-- Exercise brief --
Output the full listing word for word.

Stored data:
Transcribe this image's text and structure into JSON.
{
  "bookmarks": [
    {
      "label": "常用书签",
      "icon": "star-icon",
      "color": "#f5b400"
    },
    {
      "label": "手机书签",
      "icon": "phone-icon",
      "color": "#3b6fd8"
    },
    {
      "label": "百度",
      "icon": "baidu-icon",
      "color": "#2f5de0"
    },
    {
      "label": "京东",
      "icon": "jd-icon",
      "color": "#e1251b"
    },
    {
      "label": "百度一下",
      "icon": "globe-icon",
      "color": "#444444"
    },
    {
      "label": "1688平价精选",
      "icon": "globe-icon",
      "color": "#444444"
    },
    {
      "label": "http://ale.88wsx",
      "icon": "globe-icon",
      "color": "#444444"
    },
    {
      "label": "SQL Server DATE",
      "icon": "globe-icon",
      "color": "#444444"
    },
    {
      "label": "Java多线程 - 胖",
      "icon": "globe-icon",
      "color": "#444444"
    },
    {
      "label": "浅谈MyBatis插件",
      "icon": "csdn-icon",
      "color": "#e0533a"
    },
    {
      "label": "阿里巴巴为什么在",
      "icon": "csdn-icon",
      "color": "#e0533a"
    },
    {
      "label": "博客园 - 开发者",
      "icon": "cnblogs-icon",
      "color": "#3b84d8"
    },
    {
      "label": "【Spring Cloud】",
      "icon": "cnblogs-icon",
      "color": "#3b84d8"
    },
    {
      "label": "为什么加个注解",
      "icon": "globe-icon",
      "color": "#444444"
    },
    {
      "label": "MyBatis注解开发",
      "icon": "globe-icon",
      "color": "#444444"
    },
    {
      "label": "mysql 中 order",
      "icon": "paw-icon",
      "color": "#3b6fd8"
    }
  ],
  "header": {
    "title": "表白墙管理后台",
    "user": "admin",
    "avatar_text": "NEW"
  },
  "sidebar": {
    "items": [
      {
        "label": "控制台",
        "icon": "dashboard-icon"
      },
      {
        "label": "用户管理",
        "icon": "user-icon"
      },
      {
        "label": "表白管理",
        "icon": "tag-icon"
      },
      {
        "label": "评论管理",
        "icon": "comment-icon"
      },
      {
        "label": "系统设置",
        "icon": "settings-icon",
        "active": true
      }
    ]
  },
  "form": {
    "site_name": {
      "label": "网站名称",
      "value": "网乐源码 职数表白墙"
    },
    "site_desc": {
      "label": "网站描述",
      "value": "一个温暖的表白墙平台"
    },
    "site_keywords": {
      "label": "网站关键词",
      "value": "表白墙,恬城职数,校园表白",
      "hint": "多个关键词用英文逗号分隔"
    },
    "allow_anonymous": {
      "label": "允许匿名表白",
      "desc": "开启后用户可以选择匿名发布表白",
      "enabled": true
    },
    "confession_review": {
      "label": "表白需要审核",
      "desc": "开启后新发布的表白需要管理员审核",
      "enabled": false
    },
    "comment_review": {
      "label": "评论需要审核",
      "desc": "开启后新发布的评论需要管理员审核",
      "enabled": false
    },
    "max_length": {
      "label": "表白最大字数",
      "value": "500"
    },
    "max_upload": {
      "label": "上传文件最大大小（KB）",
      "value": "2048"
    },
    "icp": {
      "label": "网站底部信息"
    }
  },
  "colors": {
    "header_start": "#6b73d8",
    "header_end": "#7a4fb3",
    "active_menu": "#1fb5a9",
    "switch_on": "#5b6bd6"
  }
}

-- Exercise output --
Transcribe this image's text and structure into JSON.
{
  "bookmarks": [
    {
      "label": "常用书签",
      "icon": "star-icon",
      "color": "#f5b400"
    },
    {
      "label": "手机书签",
      "icon": "phone-icon",
      "color": "#3b6fd8"
    },
    {
      "label": "百度",
      "icon": "baidu-icon",
      "color": "#2f5de0"
    },
    {
      "label": "京东",
      "icon": "jd-icon",
      "color": "#e1251b"
    },
    {
      "label": "百度一下",
      "icon": "globe-icon",
      "color": "#444444"
    },
    {
      "label": "1688平价精选",
      "icon": "globe-icon",
      "color": "#444444"
    },
    {
      "label": "http://ale.88wsx",
      "icon": "globe-icon",
      "color": "#444444"
    },
    {
      "label": "SQL Server DATE",
      "icon": "globe-icon",
      "color": "#444444"
    },
    {
      "label": "Java多线程 - 胖",
      "icon": "globe-icon",
      "color": "#444444"
    },
    {
      "label": "浅谈MyBatis插件",
      "icon": "csdn-icon",
      "color": "#e0533a"
    },
    {
      "label": "阿里巴巴为什么在",
      "icon": "csdn-icon",
      "color": "#e0533a"
    },
    {
      "label": "博客园 - 开发者",
      "icon": "cnblogs-icon",
      "color": "#3b84d8"
    },
    {
      "label": "【Spring Cloud】",
      "icon": "cnblogs-icon",
      "color": "#3b84d8"
    },
    {
      "label": "为什么加个注解",
      "icon": "globe-icon",
      "color": "#444444"
    },
    {
      "label": "MyBatis注解开发",
      "icon": "globe-icon",
      "color": "#444444"
    },
    {
      "label": "mysql 中 order",
      "icon": "paw-icon",
      "color": "#3b6fd8"
    }
  ],
  "header": {
    "title": "表白墙管理后台",
    "user": "admin",
    "avatar_text": "NEW"
  },
  "sidebar": {
    "items": [
      {
        "label": "控制台",
        "icon": "dashboard-icon"
      },
      {
        "label": "用户管理",
        "icon": "user-icon"
      },
      {
        "label": "表白管理",
        "icon": "tag-icon"
      },
      {
        "label": "评论管理",
        "icon": "comment-icon"
      },
      {
        "label": "系统设置",
        "icon": "settings-icon",
        "active": true
      }
    ]
  },
  "form": {
    "site_name": {
      "label": "网站名称",
      "value": "网乐源码 职数表白墙"
    },
    "site_desc": {
      "label": "网站描述",
      "value": "一个温暖的表白墙平台"
    },
    "site_keywords": {
      "label": "网站关键词",
      "value": "表白墙,恬城职数,校园表白",
      "hint": "多个关键词用英文逗号分隔"
    },
    "allow_anonymous": {
      "label": "允许匿名表白",
      "desc": "开启后用户可以选择匿名发布表白",
      "enabled": true
    },
    "confession_review": {
      "label": "表白需要审核",
      "desc": "开启后新发布的表白需要管理员审核",
      "enabled": false
    },
    "comment_review": {
      "label": "评论需要审核",
      "desc": "开启后新发布的评论需要管理员审核",
      "enabled": false
    },
    "max_length": {
      "label": "表白最大字数",
      "value": "500"
    },
    "max_upload": {
      "label": "上传文件最大大小（KB）",
      "value": "2048"
    },
    "icp": {
      "label": "网站底部信息"
    }
  },
  "colors": {
    "header_start": "#6b73d8",
    "header_end": "#7a4fb3",
    "active_menu": "#1fb5a9",
    "switch_on": "#5b6bd6"
  }
}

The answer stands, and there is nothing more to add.